WHAT YOU SHOULD DO: Leaving out every picture, quote the data below exactly as it appears.

EXERCISE MATERIALS:
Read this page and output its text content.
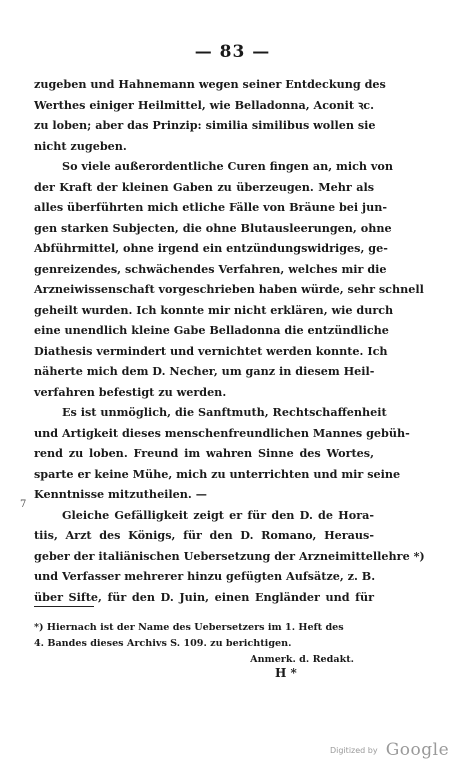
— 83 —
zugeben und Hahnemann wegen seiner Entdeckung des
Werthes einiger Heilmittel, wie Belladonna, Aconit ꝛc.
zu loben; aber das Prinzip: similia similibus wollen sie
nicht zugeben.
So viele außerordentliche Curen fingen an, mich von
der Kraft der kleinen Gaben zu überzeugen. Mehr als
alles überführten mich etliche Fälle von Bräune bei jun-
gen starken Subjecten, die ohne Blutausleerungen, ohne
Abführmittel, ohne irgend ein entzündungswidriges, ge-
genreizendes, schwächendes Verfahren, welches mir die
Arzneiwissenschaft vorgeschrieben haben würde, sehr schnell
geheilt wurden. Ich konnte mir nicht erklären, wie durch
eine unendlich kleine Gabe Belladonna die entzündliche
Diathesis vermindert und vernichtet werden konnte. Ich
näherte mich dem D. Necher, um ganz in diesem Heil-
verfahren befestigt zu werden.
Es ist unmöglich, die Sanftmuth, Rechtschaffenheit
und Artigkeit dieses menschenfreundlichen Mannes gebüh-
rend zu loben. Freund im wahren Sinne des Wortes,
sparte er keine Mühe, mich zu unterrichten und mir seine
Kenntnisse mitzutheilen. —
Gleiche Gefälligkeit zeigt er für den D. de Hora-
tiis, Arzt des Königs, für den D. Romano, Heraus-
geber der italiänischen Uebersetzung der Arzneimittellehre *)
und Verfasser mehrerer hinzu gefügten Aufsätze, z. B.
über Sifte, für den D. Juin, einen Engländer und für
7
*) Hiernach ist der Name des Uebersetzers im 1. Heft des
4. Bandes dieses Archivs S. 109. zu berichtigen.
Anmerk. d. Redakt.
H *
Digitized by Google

TASK RESULT:
Read this page and output its text content.
— 83 —
zugeben und Hahnemann wegen seiner Entdeckung des
Werthes einiger Heilmittel, wie Belladonna, Aconit ꝛc.
zu loben; aber das Prinzip: similia similibus wollen sie
nicht zugeben.
So viele außerordentliche Curen fingen an, mich von
der Kraft der kleinen Gaben zu überzeugen. Mehr als
alles überführten mich etliche Fälle von Bräune bei jun-
gen starken Subjecten, die ohne Blutausleerungen, ohne
Abführmittel, ohne irgend ein entzündungswidriges, ge-
genreizendes, schwächendes Verfahren, welches mir die
Arzneiwissenschaft vorgeschrieben haben würde, sehr schnell
geheilt wurden. Ich konnte mir nicht erklären, wie durch
eine unendlich kleine Gabe Belladonna die entzündliche
Diathesis vermindert und vernichtet werden konnte. Ich
näherte mich dem D. Necher, um ganz in diesem Heil-
verfahren befestigt zu werden.
Es ist unmöglich, die Sanftmuth, Rechtschaffenheit
und Artigkeit dieses menschenfreundlichen Mannes gebüh-
rend zu loben. Freund im wahren Sinne des Wortes,
sparte er keine Mühe, mich zu unterrichten und mir seine
Kenntnisse mitzutheilen. —
Gleiche Gefälligkeit zeigt er für den D. de Hora-
tiis, Arzt des Königs, für den D. Romano, Heraus-
geber der italiänischen Uebersetzung der Arzneimittellehre *)
und Verfasser mehrerer hinzu gefügten Aufsätze, z. B.
über Sifte, für den D. Juin, einen Engländer und für
7
*) Hiernach ist der Name des Uebersetzers im 1. Heft des
4. Bandes dieses Archivs S. 109. zu berichtigen.
Anmerk. d. Redakt.
H *
Digitized by Google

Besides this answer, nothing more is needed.